(WHAT TO DO): Copy the passage of the article on Lesley Groff starting with "From 2001 until" and going on through "and personal calendars.", substituting "chief of staff" for "executive assistant".

(DOCUMENT SECTION):
Lesley Groff mentioned 157,000 times in Epstein files
For nearly two decades, Lesley Groff ran Jeffrey Epstein’s life.
From 2001 until Epstein died in a New York prison cell in 2019 while facing charges of trafficking hundreds of women and girls for sex, Groff, a New Canaan resident, was his executive assistant, keeping a tight handle on his schedule, meetings and travel.
If a world leader wanted to fly on Epstein’s plane or needed an assist getting their kid into college, they went to Groff. She dealt with everyone from Prince Andrew and Elon Musk to Steve Bannon and Woody Allen while steering Epstein’s professional and personal calendars.
Her presence in the Epstein files, released by the Department of Justice in batches since December, is nothing short of ubiquitous, and helps pull back the curtain on one of the less scrutinized members of Epstein’s inner circle.

(MATERIAL):
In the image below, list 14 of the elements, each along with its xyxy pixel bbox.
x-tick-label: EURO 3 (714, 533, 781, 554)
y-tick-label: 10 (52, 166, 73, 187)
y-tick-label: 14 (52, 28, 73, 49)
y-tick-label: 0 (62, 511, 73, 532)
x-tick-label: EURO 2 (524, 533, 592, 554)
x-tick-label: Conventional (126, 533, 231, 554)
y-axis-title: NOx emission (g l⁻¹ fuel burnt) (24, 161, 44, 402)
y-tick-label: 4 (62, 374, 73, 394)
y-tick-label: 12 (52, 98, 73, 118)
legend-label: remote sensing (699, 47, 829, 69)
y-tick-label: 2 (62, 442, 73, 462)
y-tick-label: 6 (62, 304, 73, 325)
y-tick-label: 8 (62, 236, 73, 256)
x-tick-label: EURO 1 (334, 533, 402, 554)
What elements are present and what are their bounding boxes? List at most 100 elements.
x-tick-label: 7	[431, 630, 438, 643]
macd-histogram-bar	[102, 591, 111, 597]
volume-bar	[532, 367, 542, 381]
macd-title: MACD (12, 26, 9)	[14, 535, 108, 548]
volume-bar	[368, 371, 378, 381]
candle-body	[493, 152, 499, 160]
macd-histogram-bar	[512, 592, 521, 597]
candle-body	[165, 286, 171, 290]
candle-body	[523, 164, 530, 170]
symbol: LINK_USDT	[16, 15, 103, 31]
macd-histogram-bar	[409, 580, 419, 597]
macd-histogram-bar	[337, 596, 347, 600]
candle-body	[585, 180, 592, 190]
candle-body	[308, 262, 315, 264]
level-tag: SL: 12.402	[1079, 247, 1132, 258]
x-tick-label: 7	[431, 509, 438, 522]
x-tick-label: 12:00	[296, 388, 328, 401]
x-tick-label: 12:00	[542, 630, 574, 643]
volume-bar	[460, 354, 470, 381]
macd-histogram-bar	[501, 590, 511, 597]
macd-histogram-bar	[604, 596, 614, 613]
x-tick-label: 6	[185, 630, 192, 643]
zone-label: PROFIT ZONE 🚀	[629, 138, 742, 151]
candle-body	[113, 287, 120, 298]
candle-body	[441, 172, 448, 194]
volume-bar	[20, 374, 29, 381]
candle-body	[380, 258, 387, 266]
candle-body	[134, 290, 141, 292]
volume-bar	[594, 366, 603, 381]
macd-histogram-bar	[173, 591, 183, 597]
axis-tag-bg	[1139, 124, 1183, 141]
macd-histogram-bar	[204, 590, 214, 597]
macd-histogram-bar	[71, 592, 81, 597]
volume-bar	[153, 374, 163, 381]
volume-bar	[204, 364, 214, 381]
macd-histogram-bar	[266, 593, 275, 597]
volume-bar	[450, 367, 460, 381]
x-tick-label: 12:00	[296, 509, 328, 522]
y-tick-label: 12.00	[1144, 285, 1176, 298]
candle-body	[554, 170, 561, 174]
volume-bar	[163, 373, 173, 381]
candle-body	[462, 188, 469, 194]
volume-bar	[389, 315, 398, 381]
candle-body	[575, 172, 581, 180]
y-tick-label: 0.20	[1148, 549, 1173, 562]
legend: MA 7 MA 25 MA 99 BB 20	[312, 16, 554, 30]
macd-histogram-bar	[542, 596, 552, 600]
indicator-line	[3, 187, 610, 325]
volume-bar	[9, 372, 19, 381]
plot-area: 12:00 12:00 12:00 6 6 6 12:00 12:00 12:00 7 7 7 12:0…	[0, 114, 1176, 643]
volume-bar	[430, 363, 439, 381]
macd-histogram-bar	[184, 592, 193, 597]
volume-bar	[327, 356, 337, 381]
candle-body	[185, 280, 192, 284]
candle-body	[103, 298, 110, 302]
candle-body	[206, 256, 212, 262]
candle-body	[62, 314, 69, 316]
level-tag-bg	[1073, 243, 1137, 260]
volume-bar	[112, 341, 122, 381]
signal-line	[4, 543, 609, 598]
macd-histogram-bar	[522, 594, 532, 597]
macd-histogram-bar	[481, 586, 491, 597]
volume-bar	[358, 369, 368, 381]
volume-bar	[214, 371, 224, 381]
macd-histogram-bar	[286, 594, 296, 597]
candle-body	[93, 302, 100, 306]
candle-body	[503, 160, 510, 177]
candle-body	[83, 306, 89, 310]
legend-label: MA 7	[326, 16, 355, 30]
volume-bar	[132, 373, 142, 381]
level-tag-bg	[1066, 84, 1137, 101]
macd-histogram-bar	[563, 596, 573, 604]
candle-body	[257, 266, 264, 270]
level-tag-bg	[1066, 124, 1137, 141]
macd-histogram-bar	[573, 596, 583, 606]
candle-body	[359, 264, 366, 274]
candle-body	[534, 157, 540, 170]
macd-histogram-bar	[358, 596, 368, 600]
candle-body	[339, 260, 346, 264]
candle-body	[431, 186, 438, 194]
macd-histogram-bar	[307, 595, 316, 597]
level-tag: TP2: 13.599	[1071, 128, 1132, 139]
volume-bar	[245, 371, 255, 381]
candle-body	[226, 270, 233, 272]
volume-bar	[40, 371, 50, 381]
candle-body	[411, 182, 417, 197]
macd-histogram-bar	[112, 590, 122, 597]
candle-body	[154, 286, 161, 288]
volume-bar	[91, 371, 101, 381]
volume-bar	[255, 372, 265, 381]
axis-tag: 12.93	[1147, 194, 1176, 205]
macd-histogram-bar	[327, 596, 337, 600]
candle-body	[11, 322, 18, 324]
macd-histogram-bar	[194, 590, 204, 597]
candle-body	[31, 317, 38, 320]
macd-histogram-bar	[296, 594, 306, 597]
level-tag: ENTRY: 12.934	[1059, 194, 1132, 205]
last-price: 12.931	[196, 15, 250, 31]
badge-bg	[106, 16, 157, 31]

(TASK OUTPUT):
From 2001 until Epstein died in a New York prison cell in 2019 while facing charges of trafficking hundreds of women and girls for sex, Groff, a New Canaan resident, was his chief of staff, keeping a tight handle on his schedule, meetings and travel.
If a world leader wanted to fly on Epstein’s plane or needed an assist getting their kid into college, they went to Groff. She dealt with everyone from Prince Andrew and Elon Musk to Steve Bannon and Woody Allen while steering Epstein’s professional and personal calendars.